• Written problem:
Wherever the string "PURCHASE" occurs in a line of these records, report that line.

• Given records:
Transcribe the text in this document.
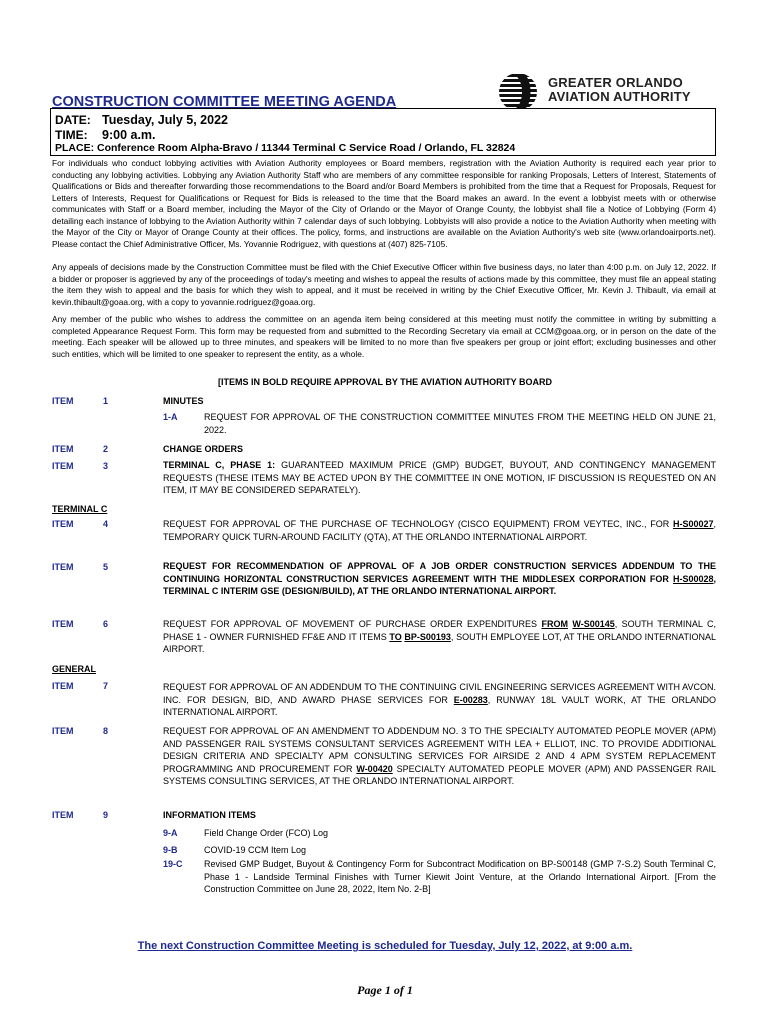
GREATER ORLANDO
AVIATION AUTHORITY
CONSTRUCTION COMMITTEE MEETING AGENDA
DATE: Tuesday, July 5, 2022
TIME: 9:00 a.m.
PLACE: Conference Room Alpha-Bravo / 11344 Terminal C Service Road / Orlando, FL 32824

For individuals who conduct lobbying activities with Aviation Authority employees or Board members, registration with the Aviation Authority is required each year prior to conducting any lobbying activities. Lobbying any Aviation Authority Staff who are members of any committee responsible for ranking Proposals, Letters of Interest, Statements of Qualifications or Bids and thereafter forwarding those recommendations to the Board and/or Board Members is prohibited from the time that a Request for Proposals, Request for Letters of Interests, Request for Qualifications or Request for Bids is released to the time that the Board makes an award. In the event a lobbyist meets with or otherwise communicates with Staff or a Board member, including the Mayor of the City of Orlando or the Mayor of Orange County, the lobbyist shall file a Notice of Lobbying (Form 4) detailing each instance of lobbying to the Aviation Authority within 7 calendar days of such lobbying. Lobbyists will also provide a notice to the Aviation Authority when meeting with the Mayor of the City or Mayor of Orange County at their offices. The policy, forms, and instructions are available on the Aviation Authority's web site (www.orlandoairports.net). Please contact the Chief Administrative Officer, Ms. Yovannie Rodriguez, with questions at (407) 825-7105.

Any appeals of decisions made by the Construction Committee must be filed with the Chief Executive Officer within five business days, no later than 4:00 p.m. on July 12, 2022. If a bidder or proposer is aggrieved by any of the proceedings of today's meeting and wishes to appeal the results of actions made by this committee, they must file an appeal stating the item they wish to appeal and the basis for which they wish to appeal, and it must be received in writing by the Chief Executive Officer, Mr. Kevin J. Thibault, via email at kevin.thibault@goaa.org, with a copy to yovannie.rodriguez@goaa.org.

Any member of the public who wishes to address the committee on an agenda item being considered at this meeting must notify the committee in writing by submitting a completed Appearance Request Form. This form may be requested from and submitted to the Recording Secretary via email at CCM@goaa.org, or in person on the date of the meeting. Each speaker will be allowed up to three minutes, and speakers will be limited to no more than five speakers per group or joint effort; excluding businesses and other such entities, which will be limited to one speaker to represent the entity, as a whole.

[ITEMS IN BOLD REQUIRE APPROVAL BY THE AVIATION AUTHORITY BOARD
ITEM	1	MINUTES
1-A	REQUEST FOR APPROVAL OF THE CONSTRUCTION COMMITTEE MINUTES FROM THE MEETING HELD ON JUNE 21, 2022.
ITEM	2	CHANGE ORDERS
ITEM	3	TERMINAL C, PHASE 1: GUARANTEED MAXIMUM PRICE (GMP) BUDGET, BUYOUT, AND CONTINGENCY MANAGEMENT REQUESTS (THESE ITEMS MAY BE ACTED UPON BY THE COMMITTEE IN ONE MOTION, IF DISCUSSION IS REQUESTED ON AN ITEM, IT MAY BE CONSIDERED SEPARATELY).
TERMINAL C
ITEM	4	REQUEST FOR APPROVAL OF THE PURCHASE OF TECHNOLOGY (CISCO EQUIPMENT) FROM VEYTEC, INC., FOR H-S00027, TEMPORARY QUICK TURN-AROUND FACILITY (QTA), AT THE ORLANDO INTERNATIONAL AIRPORT.
ITEM	5	REQUEST FOR RECOMMENDATION OF APPROVAL OF A JOB ORDER CONSTRUCTION SERVICES ADDENDUM TO THE CONTINUING HORIZONTAL CONSTRUCTION SERVICES AGREEMENT WITH THE MIDDLESEX CORPORATION FOR H-S00028, TERMINAL C INTERIM GSE (DESIGN/BUILD), AT THE ORLANDO INTERNATIONAL AIRPORT.
ITEM	6	REQUEST FOR APPROVAL OF MOVEMENT OF PURCHASE ORDER EXPENDITURES FROM W-S00145, SOUTH TERMINAL C, PHASE 1 - OWNER FURNISHED FF&E AND IT ITEMS TO BP-S00193, SOUTH EMPLOYEE LOT, AT THE ORLANDO INTERNATIONAL AIRPORT.
GENERAL
ITEM	7	REQUEST FOR APPROVAL OF AN ADDENDUM TO THE CONTINUING CIVIL ENGINEERING SERVICES AGREEMENT WITH AVCON. INC. FOR DESIGN, BID, AND AWARD PHASE SERVICES FOR E-00283, RUNWAY 18L VAULT WORK, AT THE ORLANDO INTERNATIONAL AIRPORT.
ITEM	8	REQUEST FOR APPROVAL OF AN AMENDMENT TO ADDENDUM NO. 3 TO THE SPECIALTY AUTOMATED PEOPLE MOVER (APM) AND PASSENGER RAIL SYSTEMS CONSULTANT SERVICES AGREEMENT WITH LEA + ELLIOT, INC. TO PROVIDE ADDITIONAL DESIGN CRITERIA AND SPECIALTY APM CONSULTING SERVICES FOR AIRSIDE 2 AND 4 APM SYSTEM REPLACEMENT PROGRAMMING AND PROCUREMENT FOR W-00420 SPECIALTY AUTOMATED PEOPLE MOVER (APM) AND PASSENGER RAIL SYSTEMS CONSULTING SERVICES, AT THE ORLANDO INTERNATIONAL AIRPORT.
ITEM	9	INFORMATION ITEMS
9-A	Field Change Order (FCO) Log
9-B	COVID-19 CCM Item Log
19-C Revised GMP Budget, Buyout & Contingency Form for Subcontract Modification on BP-S00148 (GMP 7-S.2) South Terminal C, Phase 1 - Landside Terminal Finishes with Turner Kiewit Joint Venture, at the Orlando International Airport. [From the Construction Committee on June 28, 2022, Item No. 2-B]
The next Construction Committee Meeting is scheduled for Tuesday, July 12, 2022, at 9:00 a.m.
Page 1 of 1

• Answer to the problem:
ITEM	4	REQUEST FOR APPROVAL OF THE PURCHASE OF TECHNOLOGY (CISCO EQUIPMENT) FROM VEYTEC, INC., FOR H-S00027, TEMPORARY QUICK TURN-AROUND FACILITY (QTA), AT THE ORLANDO INTERNATIONAL AIRPORT.
ITEM	6	REQUEST FOR APPROVAL OF MOVEMENT OF PURCHASE ORDER EXPENDITURES FROM W-S00145, SOUTH TERMINAL C, PHASE 1 - OWNER FURNISHED FF&E AND IT ITEMS TO BP-S00193, SOUTH EMPLOYEE LOT, AT THE ORLANDO INTERNATIONAL AIRPORT.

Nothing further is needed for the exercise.